▶ OBJECTIVE
Copy out all the entries word for word.

▶ INFORMATION PROVIDED
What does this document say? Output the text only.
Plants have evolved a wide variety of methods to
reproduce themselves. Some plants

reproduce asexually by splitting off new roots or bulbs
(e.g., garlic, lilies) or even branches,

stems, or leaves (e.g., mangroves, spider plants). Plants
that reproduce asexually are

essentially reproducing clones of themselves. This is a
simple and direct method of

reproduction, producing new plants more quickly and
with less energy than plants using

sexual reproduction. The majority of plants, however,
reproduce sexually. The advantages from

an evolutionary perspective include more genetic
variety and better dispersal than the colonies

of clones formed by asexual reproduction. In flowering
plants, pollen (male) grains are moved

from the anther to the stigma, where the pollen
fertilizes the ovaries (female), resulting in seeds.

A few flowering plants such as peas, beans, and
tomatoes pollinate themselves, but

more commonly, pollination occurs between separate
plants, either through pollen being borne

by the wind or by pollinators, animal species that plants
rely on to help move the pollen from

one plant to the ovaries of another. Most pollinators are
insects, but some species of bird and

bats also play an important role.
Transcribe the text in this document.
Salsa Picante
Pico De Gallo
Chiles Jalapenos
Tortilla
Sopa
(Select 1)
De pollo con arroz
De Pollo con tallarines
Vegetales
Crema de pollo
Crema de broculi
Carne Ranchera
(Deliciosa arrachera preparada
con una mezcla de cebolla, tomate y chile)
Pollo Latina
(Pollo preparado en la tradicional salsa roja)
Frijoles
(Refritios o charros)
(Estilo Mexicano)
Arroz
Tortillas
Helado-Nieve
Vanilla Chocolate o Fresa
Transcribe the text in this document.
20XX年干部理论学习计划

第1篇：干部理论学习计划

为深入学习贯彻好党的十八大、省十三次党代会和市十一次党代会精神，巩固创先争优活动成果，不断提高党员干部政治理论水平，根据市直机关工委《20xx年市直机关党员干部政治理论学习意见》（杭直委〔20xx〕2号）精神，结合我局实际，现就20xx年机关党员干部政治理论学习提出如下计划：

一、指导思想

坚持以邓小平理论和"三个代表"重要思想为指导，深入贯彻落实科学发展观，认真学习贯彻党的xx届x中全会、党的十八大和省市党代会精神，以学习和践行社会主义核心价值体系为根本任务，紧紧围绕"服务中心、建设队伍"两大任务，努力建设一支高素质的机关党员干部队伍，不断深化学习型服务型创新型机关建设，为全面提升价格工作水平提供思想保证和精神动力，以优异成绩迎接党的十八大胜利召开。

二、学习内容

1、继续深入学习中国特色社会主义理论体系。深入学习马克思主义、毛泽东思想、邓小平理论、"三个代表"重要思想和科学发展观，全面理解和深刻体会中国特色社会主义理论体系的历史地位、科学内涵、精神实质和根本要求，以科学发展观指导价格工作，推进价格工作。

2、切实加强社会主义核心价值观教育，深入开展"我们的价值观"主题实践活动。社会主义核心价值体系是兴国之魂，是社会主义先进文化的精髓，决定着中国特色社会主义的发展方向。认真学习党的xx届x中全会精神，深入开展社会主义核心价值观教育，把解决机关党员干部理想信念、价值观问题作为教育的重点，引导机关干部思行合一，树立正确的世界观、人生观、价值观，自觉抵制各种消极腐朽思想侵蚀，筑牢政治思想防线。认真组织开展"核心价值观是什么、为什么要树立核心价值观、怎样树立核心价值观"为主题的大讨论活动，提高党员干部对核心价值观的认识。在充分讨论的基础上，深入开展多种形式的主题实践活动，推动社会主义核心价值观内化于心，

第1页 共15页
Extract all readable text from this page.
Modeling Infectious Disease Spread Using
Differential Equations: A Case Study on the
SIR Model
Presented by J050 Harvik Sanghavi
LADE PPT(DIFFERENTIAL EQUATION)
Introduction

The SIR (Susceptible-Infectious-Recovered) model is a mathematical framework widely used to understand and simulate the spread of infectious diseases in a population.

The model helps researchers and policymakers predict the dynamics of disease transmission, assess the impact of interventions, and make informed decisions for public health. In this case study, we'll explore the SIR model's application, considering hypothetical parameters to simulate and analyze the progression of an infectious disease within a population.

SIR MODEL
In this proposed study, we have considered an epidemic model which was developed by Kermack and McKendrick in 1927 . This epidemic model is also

▶ OUTPUT BELOW
What does this document say? Output the text only.
Plants have evolved a wide variety of methods to
reproduce themselves. Some plants

reproduce asexually by splitting off new roots or bulbs
(e.g., garlic, lilies) or even branches,

stems, or leaves (e.g., mangroves, spider plants). Plants
that reproduce asexually are

essentially reproducing clones of themselves. This is a
simple and direct method of

reproduction, producing new plants more quickly and
with less energy than plants using

sexual reproduction. The majority of plants, however,
reproduce sexually. The advantages from

an evolutionary perspective include more genetic
variety and better dispersal than the colonies

of clones formed by asexual reproduction. In flowering
plants, pollen (male) grains are moved

from the anther to the stigma, where the pollen
fertilizes the ovaries (female), resulting in seeds.

A few flowering plants such as peas, beans, and
tomatoes pollinate themselves, but

more commonly, pollination occurs between separate
plants, either through pollen being borne

by the wind or by pollinators, animal species that plants
rely on to help move the pollen from

one plant to the ovaries of another. Most pollinators are
insects, but some species of bird and

bats also play an important role.
Transcribe the text in this document.
Salsa Picante
Pico De Gallo
Chiles Jalapenos
Tortilla
Sopa
(Select 1)
De pollo con arroz
De Pollo con tallarines
Vegetales
Crema de pollo
Crema de broculi
Carne Ranchera
(Deliciosa arrachera preparada
con una mezcla de cebolla, tomate y chile)
Pollo Latina
(Pollo preparado en la tradicional salsa roja)
Frijoles
(Refritios o charros)
(Estilo Mexicano)
Arroz
Tortillas
Helado-Nieve
Vanilla Chocolate o Fresa
Transcribe the text in this document.
20XX年干部理论学习计划

第1篇：干部理论学习计划

为深入学习贯彻好党的十八大、省十三次党代会和市十一次党代会精神，巩固创先争优活动成果，不断提高党员干部政治理论水平，根据市直机关工委《20xx年市直机关党员干部政治理论学习意见》（杭直委〔20xx〕2号）精神，结合我局实际，现就20xx年机关党员干部政治理论学习提出如下计划：

一、指导思想

坚持以邓小平理论和"三个代表"重要思想为指导，深入贯彻落实科学发展观，认真学习贯彻党的xx届x中全会、党的十八大和省市党代会精神，以学习和践行社会主义核心价值体系为根本任务，紧紧围绕"服务中心、建设队伍"两大任务，努力建设一支高素质的机关党员干部队伍，不断深化学习型服务型创新型机关建设，为全面提升价格工作水平提供思想保证和精神动力，以优异成绩迎接党的十八大胜利召开。

二、学习内容

1、继续深入学习中国特色社会主义理论体系。深入学习马克思主义、毛泽东思想、邓小平理论、"三个代表"重要思想和科学发展观，全面理解和深刻体会中国特色社会主义理论体系的历史地位、科学内涵、精神实质和根本要求，以科学发展观指导价格工作，推进价格工作。

2、切实加强社会主义核心价值观教育，深入开展"我们的价值观"主题实践活动。社会主义核心价值体系是兴国之魂，是社会主义先进文化的精髓，决定着中国特色社会主义的发展方向。认真学习党的xx届x中全会精神，深入开展社会主义核心价值观教育，把解决机关党员干部理想信念、价值观问题作为教育的重点，引导机关干部思行合一，树立正确的世界观、人生观、价值观，自觉抵制各种消极腐朽思想侵蚀，筑牢政治思想防线。认真组织开展"核心价值观是什么、为什么要树立核心价值观、怎样树立核心价值观"为主题的大讨论活动，提高党员干部对核心价值观的认识。在充分讨论的基础上，深入开展多种形式的主题实践活动，推动社会主义核心价值观内化于心，

第1页 共15页
Extract all readable text from this page.
Modeling Infectious Disease Spread Using
Differential Equations: A Case Study on the
SIR Model
Presented by J050 Harvik Sanghavi
LADE PPT(DIFFERENTIAL EQUATION)
Introduction

The SIR (Susceptible-Infectious-Recovered) model is a mathematical framework widely used to understand and simulate the spread of infectious diseases in a population.

The model helps researchers and policymakers predict the dynamics of disease transmission, assess the impact of interventions, and make informed decisions for public health. In this case study, we'll explore the SIR model's application, considering hypothetical parameters to simulate and analyze the progression of an infectious disease within a population.

SIR MODEL
In this proposed study, we have considered an epidemic model which was developed by Kermack and McKendrick in 1927 . This epidemic model is also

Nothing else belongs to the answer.